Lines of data
* start *

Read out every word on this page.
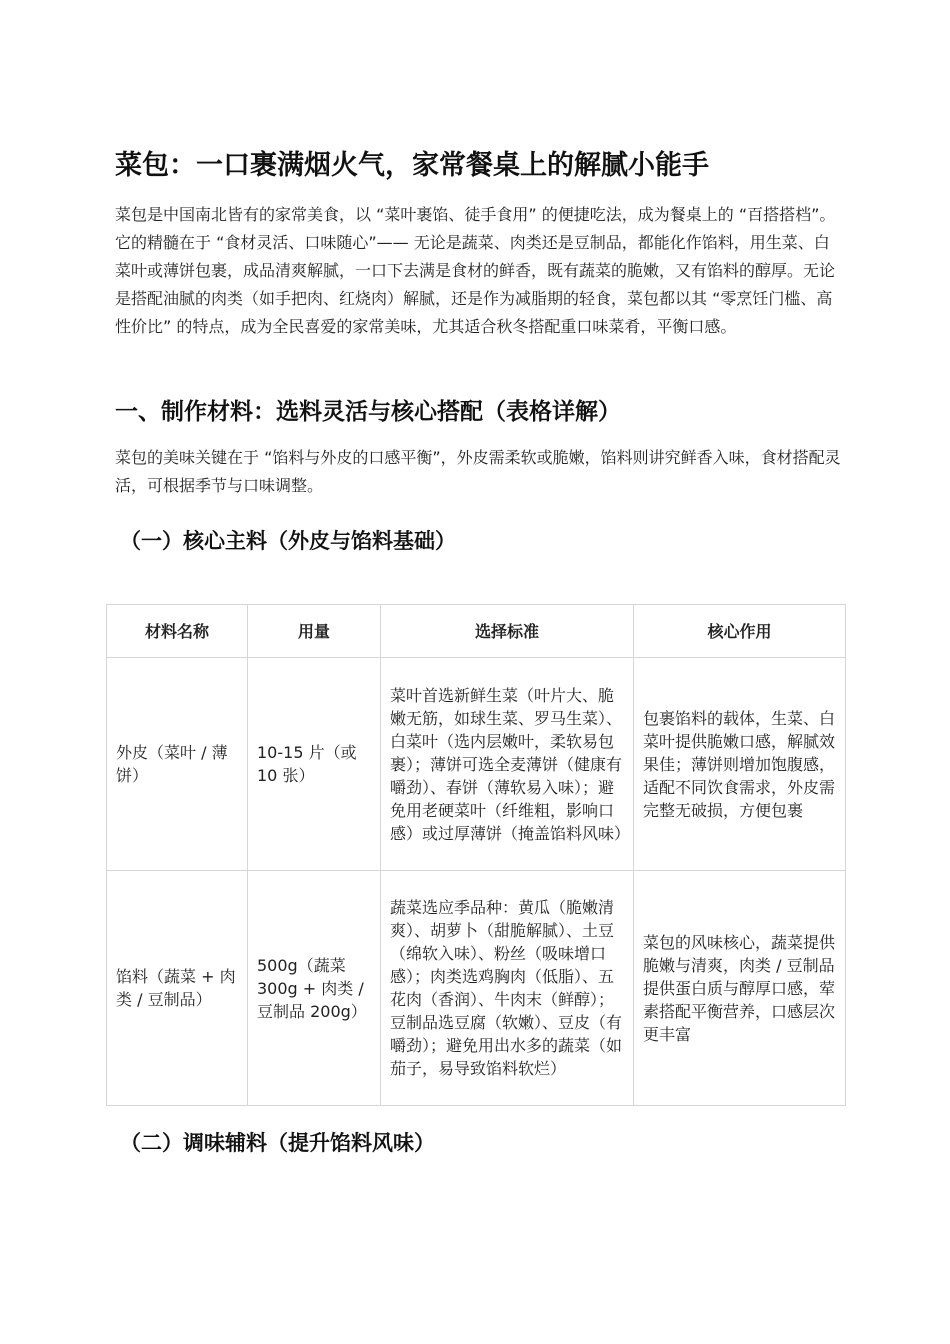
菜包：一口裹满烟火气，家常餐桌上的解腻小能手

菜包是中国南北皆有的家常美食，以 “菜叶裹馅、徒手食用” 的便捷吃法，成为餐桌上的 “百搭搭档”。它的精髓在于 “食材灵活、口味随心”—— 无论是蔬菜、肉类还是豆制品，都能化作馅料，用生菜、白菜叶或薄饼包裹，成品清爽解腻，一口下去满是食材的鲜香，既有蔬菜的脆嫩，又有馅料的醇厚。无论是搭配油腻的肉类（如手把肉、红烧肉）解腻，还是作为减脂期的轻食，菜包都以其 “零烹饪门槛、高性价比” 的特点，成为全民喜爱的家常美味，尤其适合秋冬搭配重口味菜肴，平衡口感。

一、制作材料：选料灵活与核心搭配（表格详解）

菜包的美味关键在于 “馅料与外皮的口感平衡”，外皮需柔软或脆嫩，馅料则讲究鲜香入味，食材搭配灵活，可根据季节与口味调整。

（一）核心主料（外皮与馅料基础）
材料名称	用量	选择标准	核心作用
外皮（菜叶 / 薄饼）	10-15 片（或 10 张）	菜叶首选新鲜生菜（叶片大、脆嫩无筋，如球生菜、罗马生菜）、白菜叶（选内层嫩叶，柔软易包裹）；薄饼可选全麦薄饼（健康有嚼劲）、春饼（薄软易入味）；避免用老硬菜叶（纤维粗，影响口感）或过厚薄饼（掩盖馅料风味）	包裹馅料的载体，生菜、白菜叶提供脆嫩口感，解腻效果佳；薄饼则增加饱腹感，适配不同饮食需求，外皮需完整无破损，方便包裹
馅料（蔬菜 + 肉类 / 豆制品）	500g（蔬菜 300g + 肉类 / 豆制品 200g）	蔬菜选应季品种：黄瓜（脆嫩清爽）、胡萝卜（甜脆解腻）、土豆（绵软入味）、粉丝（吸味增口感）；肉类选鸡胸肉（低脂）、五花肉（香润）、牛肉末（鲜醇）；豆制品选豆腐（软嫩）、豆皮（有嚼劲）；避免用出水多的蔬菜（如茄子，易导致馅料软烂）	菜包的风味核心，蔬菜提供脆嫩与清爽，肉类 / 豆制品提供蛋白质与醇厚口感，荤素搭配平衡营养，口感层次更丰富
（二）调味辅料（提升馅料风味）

* end *
* start *

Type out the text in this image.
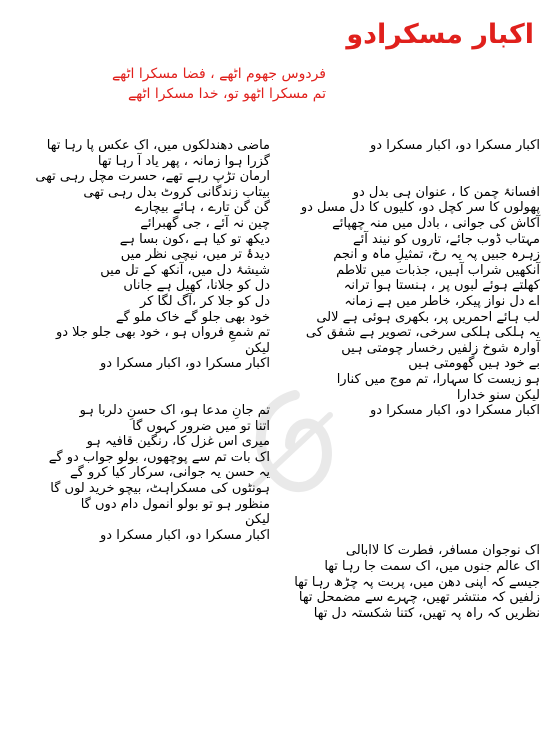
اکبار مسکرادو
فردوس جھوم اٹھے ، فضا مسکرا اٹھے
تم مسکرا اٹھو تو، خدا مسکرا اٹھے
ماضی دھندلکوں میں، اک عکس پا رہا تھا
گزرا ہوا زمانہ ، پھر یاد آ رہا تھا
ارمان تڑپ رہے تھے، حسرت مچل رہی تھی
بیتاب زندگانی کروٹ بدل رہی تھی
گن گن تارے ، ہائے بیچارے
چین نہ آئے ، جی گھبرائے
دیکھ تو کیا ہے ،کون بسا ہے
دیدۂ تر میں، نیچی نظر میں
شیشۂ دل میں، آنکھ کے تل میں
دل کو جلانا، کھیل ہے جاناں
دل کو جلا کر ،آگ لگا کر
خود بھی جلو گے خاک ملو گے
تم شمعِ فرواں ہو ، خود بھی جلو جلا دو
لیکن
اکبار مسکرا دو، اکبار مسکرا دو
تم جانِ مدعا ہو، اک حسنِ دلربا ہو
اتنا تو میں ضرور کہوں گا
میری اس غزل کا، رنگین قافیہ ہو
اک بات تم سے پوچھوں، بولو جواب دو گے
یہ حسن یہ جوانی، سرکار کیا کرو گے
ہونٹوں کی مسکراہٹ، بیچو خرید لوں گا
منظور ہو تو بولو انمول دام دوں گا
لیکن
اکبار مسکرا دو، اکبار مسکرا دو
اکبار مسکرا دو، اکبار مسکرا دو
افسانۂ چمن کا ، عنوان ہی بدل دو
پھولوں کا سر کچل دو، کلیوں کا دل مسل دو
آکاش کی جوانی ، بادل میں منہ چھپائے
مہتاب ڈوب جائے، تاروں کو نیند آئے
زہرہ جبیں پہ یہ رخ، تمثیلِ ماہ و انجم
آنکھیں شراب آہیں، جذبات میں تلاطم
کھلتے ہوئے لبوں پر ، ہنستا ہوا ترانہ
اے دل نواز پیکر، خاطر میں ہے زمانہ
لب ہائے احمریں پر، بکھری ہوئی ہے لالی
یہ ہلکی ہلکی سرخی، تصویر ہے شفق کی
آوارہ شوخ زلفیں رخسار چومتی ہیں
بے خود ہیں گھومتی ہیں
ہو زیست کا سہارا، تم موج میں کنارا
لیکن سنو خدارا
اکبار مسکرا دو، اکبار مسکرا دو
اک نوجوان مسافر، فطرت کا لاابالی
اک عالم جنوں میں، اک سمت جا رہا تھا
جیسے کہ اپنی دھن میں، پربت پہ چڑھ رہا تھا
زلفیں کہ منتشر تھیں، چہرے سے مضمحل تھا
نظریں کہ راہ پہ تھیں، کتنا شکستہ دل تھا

* end *

* **Challenge**
In the entries above, identify every line with the word "جوانی". Copy those lines.

* **Completed exercise**
یہ حسن یہ جوانی، سرکار کیا کرو گے
آکاش کی جوانی ، بادل میں منہ چھپائے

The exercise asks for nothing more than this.